§ Instruction
Below are entries; tally how many lines hold the string "upper" and answer with only that figure.

§ The data
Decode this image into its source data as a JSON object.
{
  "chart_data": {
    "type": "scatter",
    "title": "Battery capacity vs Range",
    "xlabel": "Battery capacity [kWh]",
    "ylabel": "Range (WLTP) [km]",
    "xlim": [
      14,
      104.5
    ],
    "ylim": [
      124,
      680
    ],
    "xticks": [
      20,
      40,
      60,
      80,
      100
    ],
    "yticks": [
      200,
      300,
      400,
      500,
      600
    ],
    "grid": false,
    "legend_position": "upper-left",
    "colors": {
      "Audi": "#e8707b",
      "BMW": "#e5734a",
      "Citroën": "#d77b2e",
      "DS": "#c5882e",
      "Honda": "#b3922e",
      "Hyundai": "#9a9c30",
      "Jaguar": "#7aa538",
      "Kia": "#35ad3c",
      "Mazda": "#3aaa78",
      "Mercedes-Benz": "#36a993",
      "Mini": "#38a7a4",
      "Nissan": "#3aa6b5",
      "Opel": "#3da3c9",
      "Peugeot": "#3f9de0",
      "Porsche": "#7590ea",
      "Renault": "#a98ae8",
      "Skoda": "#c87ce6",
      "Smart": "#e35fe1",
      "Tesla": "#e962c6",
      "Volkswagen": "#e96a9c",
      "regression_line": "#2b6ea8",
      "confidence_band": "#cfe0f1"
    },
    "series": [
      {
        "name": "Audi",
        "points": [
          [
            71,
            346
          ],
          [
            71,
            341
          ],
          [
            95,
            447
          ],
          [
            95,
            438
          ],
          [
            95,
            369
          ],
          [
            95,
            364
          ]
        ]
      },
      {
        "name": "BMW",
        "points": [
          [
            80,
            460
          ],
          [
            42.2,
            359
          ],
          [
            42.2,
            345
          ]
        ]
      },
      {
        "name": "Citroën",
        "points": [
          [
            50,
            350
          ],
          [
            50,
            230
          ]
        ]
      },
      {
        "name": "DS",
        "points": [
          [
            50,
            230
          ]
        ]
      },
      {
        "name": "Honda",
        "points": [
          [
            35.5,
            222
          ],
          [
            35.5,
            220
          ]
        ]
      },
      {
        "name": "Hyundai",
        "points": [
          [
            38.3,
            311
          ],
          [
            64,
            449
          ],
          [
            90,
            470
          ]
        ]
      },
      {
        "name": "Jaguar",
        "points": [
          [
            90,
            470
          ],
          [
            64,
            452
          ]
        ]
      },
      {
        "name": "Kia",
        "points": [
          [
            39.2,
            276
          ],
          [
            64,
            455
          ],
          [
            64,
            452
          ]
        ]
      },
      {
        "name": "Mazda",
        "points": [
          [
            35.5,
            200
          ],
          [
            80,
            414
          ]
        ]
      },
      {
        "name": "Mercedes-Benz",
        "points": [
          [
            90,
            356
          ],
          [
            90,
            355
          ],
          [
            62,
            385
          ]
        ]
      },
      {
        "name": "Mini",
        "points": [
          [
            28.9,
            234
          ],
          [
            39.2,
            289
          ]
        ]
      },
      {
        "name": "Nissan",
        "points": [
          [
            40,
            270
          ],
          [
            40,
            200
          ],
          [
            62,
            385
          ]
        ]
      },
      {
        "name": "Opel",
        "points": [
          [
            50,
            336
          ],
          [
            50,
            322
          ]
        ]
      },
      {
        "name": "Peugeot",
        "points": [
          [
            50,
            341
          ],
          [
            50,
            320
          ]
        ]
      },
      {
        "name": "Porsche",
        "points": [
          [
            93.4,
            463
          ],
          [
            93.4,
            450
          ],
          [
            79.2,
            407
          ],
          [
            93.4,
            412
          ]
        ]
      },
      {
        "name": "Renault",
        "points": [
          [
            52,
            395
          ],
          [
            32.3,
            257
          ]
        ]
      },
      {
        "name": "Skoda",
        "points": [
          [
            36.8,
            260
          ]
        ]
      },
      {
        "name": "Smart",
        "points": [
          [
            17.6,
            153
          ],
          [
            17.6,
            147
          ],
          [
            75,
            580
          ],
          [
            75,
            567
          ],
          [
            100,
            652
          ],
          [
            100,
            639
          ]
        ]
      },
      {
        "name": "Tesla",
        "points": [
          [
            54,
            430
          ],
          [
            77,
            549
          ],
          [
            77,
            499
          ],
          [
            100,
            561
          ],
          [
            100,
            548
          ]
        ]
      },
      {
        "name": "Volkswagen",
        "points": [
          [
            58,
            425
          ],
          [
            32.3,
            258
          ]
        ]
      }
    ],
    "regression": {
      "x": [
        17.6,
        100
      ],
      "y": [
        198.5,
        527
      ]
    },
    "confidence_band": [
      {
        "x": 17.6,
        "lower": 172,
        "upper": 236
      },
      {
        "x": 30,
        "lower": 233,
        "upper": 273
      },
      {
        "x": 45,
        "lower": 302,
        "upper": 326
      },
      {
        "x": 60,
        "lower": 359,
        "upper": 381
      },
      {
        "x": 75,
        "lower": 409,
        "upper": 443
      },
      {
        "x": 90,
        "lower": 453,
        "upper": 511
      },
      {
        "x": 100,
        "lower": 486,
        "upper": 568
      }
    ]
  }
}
...
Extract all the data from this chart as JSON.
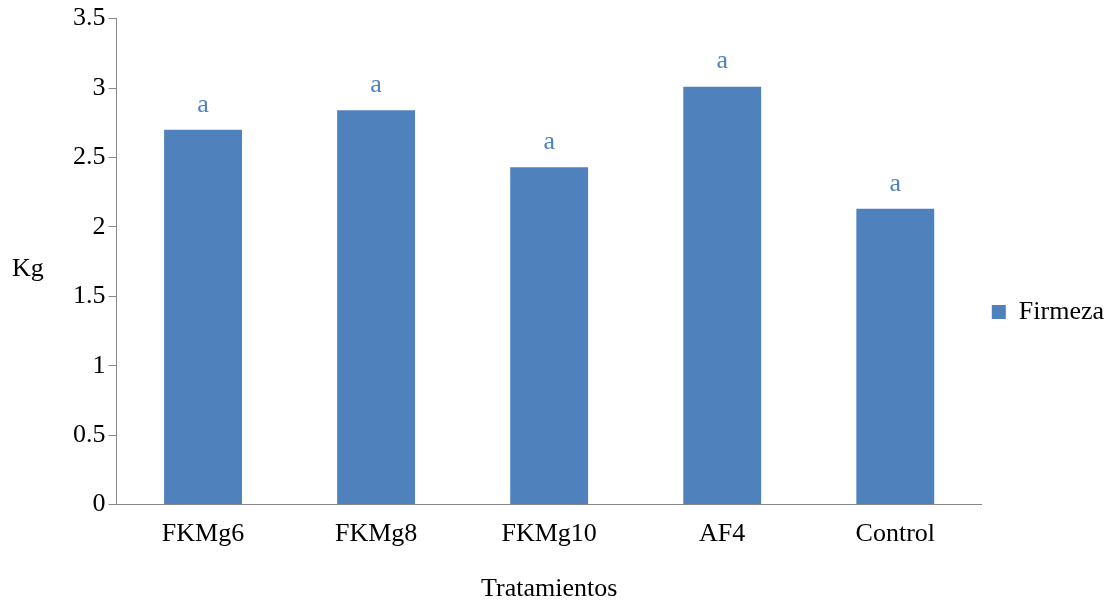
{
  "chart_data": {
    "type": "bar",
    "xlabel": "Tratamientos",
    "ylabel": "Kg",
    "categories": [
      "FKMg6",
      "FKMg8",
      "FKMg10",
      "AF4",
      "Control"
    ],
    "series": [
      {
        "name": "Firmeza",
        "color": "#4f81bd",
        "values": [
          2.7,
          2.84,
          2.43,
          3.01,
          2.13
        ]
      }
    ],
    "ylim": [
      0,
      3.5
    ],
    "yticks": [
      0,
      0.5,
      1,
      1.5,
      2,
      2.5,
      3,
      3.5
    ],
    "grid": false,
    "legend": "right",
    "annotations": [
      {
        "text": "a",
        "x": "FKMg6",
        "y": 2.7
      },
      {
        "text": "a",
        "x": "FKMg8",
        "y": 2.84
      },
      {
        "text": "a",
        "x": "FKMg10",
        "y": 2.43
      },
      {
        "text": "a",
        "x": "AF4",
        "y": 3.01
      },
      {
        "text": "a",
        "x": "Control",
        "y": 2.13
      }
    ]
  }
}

§ Result of the exercise
8